*SUPPLIED RECORDS*:
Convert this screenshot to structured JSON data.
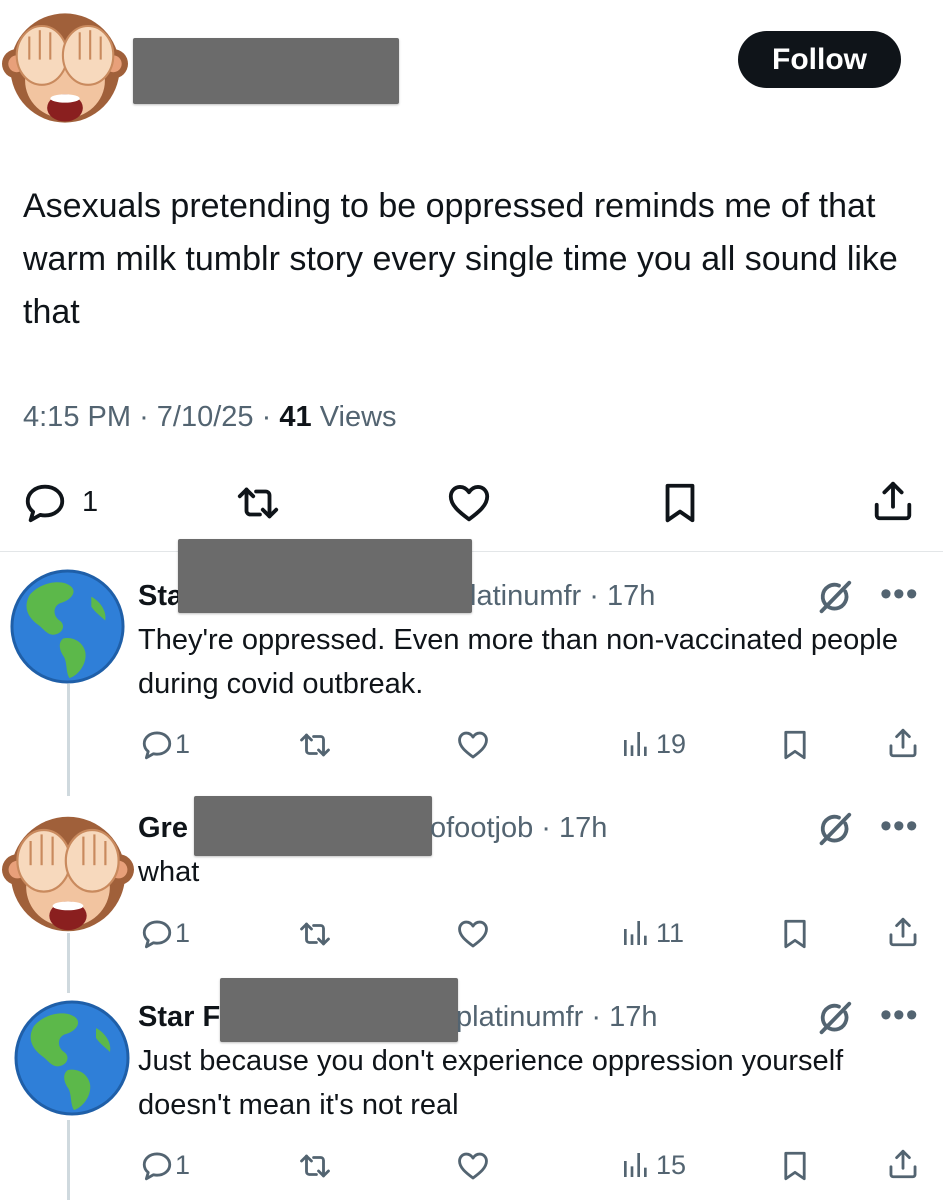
{
  "post": {
    "follow_label": "Follow",
    "text": "Asexuals pretending to be oppressed reminds me of that warm milk tumblr story every single time you all sound like that",
    "time": "4:15 PM",
    "date": "7/10/25",
    "views_count": "41",
    "views_label": "Views",
    "reply_count": "1"
  },
  "replies": [
    {
      "name": "Sta",
      "handle": "latinumfr",
      "time": "17h",
      "text": "They're oppressed. Even more than non-vaccinated people during covid outbreak.",
      "reply_count": "1",
      "views": "19"
    },
    {
      "name": "Gre",
      "handle": "ofootjob",
      "time": "17h",
      "text": "what",
      "reply_count": "1",
      "views": "11"
    },
    {
      "name": "Star F",
      "handle": "platinumfr",
      "time": "17h",
      "text": "Just because you don't experience oppression yourself doesn't mean it's not real",
      "reply_count": "1",
      "views": "15"
    }
  ],
  "separator": "·",
  "avatars": [
    "monkey-covering-eyes-icon",
    "globe-americas-icon"
  ],
  "colors": {
    "text": "#0f1419",
    "secondary": "#536471",
    "follow_bg": "#0f1419",
    "redaction": "#6b6b6b"
  }
}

*EXERCISE DIRECTIONS*:
Working from the entries above, return all lines that contain "icon".

*COMPLETE ANSWER*:
    "monkey-covering-eyes-icon",
    "globe-americas-icon"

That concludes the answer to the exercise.